● REQUIRED TASK
Write the listing out again, all of it, word for word.

(Data items)
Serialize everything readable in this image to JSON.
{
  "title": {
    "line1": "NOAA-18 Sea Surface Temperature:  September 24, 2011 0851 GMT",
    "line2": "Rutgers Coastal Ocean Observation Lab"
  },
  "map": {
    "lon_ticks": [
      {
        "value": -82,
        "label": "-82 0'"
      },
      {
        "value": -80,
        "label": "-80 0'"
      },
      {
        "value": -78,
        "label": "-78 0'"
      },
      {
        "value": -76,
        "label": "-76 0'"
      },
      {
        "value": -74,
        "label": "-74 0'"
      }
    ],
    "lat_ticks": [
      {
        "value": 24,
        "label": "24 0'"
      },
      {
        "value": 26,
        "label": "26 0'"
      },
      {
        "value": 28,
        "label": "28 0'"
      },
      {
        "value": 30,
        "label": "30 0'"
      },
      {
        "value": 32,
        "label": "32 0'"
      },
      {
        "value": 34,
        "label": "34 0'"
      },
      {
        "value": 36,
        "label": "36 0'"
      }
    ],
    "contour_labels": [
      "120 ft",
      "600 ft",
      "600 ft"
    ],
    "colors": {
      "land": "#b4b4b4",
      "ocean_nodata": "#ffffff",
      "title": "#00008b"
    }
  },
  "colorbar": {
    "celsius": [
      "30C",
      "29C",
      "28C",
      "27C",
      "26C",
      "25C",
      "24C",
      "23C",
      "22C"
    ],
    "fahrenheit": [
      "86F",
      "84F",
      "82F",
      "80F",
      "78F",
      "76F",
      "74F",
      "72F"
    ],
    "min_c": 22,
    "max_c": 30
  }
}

● FULL RESPONSE
Serialize everything readable in this image to JSON.
{
  "title": {
    "line1": "NOAA-18 Sea Surface Temperature:  September 24, 2011 0851 GMT",
    "line2": "Rutgers Coastal Ocean Observation Lab"
  },
  "map": {
    "lon_ticks": [
      {
        "value": -82,
        "label": "-82 0'"
      },
      {
        "value": -80,
        "label": "-80 0'"
      },
      {
        "value": -78,
        "label": "-78 0'"
      },
      {
        "value": -76,
        "label": "-76 0'"
      },
      {
        "value": -74,
        "label": "-74 0'"
      }
    ],
    "lat_ticks": [
      {
        "value": 24,
        "label": "24 0'"
      },
      {
        "value": 26,
        "label": "26 0'"
      },
      {
        "value": 28,
        "label": "28 0'"
      },
      {
        "value": 30,
        "label": "30 0'"
      },
      {
        "value": 32,
        "label": "32 0'"
      },
      {
        "value": 34,
        "label": "34 0'"
      },
      {
        "value": 36,
        "label": "36 0'"
      }
    ],
    "contour_labels": [
      "120 ft",
      "600 ft",
      "600 ft"
    ],
    "colors": {
      "land": "#b4b4b4",
      "ocean_nodata": "#ffffff",
      "title": "#00008b"
    }
  },
  "colorbar": {
    "celsius": [
      "30C",
      "29C",
      "28C",
      "27C",
      "26C",
      "25C",
      "24C",
      "23C",
      "22C"
    ],
    "fahrenheit": [
      "86F",
      "84F",
      "82F",
      "80F",
      "78F",
      "76F",
      "74F",
      "72F"
    ],
    "min_c": 22,
    "max_c": 30
  }
}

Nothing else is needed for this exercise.